(Dataset excerpt)
[start]
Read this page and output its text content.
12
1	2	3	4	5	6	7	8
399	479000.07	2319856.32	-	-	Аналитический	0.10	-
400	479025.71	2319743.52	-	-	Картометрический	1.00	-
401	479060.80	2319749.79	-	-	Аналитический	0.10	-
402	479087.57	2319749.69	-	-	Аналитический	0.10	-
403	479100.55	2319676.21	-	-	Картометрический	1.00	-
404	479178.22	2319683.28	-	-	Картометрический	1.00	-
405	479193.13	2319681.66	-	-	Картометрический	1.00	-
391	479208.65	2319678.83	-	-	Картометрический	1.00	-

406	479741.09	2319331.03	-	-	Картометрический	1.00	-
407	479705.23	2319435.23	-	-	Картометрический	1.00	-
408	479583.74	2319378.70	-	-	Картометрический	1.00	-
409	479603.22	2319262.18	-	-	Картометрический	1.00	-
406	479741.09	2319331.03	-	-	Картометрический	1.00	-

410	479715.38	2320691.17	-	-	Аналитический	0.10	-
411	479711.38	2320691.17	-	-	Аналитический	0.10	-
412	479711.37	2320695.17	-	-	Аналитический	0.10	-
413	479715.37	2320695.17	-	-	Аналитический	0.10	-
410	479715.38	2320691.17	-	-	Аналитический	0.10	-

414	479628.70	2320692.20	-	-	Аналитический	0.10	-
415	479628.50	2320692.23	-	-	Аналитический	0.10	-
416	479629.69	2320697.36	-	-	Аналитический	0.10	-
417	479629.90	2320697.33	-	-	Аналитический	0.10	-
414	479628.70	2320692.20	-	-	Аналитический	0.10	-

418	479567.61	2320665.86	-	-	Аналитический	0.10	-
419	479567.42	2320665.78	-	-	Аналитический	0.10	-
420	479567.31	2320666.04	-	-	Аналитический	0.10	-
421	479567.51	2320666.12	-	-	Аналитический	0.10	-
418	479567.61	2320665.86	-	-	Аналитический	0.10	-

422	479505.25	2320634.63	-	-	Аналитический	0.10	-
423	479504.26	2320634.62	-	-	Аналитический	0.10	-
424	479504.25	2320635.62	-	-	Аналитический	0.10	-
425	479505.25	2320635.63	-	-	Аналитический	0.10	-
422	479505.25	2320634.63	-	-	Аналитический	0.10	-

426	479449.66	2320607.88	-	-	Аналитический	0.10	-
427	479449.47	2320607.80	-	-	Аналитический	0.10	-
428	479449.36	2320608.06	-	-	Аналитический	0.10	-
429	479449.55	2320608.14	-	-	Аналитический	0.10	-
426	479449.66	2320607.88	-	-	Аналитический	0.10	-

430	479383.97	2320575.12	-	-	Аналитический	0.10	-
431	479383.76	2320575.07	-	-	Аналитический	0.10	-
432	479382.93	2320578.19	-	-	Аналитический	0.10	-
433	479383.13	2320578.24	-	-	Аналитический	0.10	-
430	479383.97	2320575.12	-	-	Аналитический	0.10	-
[end]
Set exercise:
Find and copy every line in the entries above where the string "Картометрический" occurs.

Correct response:
400	479025.71	2319743.52	-	-	Картометрический	1.00	-
403	479100.55	2319676.21	-	-	Картометрический	1.00	-
404	479178.22	2319683.28	-	-	Картометрический	1.00	-
405	479193.13	2319681.66	-	-	Картометрический	1.00	-
391	479208.65	2319678.83	-	-	Картометрический	1.00	-
406	479741.09	2319331.03	-	-	Картометрический	1.00	-
407	479705.23	2319435.23	-	-	Картометрический	1.00	-
408	479583.74	2319378.70	-	-	Картометрический	1.00	-
409	479603.22	2319262.18	-	-	Картометрический	1.00	-
406	479741.09	2319331.03	-	-	Картометрический	1.00	-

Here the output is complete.